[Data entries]
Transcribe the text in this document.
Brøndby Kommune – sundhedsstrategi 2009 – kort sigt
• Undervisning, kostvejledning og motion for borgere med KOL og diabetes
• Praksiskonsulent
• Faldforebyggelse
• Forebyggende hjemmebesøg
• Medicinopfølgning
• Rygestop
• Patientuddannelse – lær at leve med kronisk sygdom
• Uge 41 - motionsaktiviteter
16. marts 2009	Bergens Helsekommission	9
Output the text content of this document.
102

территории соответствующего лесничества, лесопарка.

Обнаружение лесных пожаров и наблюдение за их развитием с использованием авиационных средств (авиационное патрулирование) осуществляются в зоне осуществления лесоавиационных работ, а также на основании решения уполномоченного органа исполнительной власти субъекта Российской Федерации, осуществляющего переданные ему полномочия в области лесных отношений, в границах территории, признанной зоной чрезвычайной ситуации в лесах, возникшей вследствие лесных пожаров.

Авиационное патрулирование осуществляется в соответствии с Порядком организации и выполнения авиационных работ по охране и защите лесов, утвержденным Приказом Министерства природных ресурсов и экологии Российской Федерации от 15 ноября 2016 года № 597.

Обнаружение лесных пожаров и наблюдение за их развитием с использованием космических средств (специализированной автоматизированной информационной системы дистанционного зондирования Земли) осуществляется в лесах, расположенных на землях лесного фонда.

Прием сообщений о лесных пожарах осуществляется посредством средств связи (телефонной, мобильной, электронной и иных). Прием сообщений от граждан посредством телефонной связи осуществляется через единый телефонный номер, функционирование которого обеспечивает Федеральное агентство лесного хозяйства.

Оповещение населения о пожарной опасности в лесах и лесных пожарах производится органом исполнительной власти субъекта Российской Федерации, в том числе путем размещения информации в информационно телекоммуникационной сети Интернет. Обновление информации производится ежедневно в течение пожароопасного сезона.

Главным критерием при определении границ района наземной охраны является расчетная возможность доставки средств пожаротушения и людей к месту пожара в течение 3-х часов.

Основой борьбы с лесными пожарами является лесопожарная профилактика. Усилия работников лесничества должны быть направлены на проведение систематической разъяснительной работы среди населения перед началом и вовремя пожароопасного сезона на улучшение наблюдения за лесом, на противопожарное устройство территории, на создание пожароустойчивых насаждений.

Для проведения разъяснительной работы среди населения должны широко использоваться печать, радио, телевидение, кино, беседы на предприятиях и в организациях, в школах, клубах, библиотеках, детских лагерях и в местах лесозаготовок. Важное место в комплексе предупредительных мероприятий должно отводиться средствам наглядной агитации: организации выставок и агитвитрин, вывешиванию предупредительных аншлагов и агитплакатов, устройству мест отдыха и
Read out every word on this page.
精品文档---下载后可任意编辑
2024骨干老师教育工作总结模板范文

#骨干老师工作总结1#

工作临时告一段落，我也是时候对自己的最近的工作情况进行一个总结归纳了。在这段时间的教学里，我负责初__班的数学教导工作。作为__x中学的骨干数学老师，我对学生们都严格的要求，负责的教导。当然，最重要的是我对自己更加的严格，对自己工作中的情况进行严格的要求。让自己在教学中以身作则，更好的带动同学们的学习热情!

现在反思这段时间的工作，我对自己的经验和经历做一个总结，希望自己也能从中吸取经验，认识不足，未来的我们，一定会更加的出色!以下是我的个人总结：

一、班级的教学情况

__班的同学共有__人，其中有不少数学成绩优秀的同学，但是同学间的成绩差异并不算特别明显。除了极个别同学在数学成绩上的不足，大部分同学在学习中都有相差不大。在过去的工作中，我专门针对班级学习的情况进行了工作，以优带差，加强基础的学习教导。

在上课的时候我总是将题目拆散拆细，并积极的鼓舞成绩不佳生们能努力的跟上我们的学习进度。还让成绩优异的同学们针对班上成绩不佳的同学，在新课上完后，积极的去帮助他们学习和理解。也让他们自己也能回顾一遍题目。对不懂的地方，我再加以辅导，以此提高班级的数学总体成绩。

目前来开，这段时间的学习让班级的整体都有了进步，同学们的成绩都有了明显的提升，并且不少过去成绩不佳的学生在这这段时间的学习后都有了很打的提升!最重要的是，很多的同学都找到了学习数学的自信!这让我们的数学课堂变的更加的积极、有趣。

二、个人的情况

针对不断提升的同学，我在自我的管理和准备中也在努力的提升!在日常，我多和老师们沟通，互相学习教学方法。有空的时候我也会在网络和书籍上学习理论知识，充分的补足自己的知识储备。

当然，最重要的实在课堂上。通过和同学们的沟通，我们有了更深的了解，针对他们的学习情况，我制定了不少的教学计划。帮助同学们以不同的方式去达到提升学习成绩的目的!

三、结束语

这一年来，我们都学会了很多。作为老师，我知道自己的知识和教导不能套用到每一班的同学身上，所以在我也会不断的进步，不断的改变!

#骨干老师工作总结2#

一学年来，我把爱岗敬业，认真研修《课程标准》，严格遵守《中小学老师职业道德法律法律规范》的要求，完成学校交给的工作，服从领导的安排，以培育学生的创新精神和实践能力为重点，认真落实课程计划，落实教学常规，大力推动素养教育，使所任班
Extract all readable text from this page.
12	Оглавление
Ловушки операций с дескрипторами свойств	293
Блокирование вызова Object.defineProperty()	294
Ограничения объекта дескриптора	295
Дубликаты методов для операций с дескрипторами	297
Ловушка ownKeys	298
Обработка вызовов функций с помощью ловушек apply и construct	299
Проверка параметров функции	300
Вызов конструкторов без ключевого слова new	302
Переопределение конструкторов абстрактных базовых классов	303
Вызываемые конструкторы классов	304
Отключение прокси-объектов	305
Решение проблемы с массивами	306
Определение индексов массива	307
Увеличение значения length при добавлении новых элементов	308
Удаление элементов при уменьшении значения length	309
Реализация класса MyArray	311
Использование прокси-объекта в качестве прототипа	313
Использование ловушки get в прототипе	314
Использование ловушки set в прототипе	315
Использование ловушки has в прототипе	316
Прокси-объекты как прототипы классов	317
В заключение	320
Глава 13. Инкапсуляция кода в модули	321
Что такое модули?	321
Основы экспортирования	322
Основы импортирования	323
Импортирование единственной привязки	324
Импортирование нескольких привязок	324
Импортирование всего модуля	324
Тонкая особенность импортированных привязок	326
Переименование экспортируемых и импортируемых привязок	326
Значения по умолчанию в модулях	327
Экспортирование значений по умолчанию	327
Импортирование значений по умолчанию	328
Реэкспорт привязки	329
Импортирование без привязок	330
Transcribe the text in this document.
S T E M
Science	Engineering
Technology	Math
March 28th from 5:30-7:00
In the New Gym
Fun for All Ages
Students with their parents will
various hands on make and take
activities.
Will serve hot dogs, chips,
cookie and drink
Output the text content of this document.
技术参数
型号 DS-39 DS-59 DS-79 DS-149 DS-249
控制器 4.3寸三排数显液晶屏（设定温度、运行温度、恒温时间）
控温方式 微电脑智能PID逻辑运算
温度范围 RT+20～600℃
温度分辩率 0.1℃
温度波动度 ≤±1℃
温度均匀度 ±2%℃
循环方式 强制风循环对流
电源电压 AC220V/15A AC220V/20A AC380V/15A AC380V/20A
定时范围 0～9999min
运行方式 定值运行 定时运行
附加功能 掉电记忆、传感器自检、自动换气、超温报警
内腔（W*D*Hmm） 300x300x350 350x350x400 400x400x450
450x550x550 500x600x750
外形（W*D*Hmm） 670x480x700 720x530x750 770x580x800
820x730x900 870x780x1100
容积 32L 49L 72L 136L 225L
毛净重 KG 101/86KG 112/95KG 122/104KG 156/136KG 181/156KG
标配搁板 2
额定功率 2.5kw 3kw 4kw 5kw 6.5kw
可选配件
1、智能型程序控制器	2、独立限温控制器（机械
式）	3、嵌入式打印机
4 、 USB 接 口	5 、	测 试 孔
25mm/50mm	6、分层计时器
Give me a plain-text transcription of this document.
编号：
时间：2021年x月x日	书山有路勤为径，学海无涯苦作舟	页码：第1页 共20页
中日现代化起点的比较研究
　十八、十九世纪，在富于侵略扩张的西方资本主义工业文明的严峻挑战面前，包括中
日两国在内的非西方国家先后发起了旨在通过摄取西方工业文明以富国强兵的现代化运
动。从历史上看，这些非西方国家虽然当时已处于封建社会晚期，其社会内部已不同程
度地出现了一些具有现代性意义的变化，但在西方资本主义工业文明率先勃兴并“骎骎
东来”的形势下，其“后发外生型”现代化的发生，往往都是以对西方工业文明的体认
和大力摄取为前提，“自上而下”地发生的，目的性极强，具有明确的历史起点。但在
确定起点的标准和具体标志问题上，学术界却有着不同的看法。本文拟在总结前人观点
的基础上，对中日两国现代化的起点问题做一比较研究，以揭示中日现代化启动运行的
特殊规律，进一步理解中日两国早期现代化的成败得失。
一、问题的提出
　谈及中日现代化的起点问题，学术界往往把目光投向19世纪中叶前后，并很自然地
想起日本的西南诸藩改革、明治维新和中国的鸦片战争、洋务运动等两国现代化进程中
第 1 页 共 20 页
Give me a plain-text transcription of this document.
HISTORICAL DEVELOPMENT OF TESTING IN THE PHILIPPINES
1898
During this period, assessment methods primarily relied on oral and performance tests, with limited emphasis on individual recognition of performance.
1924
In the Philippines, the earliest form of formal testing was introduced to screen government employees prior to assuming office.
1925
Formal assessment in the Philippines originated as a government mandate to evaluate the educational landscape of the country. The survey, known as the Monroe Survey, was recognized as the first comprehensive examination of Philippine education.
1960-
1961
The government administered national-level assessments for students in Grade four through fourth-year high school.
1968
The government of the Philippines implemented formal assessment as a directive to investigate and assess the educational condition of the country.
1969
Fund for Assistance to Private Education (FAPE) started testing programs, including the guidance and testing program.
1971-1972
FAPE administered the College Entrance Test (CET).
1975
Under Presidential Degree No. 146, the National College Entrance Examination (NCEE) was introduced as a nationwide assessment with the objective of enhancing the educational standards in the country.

§ **GIVEN EXERCISE**
Find every line that holds "page" and copy it.

§ **RESPONSE**
Read out every word on this page.
Extract all readable text from this page.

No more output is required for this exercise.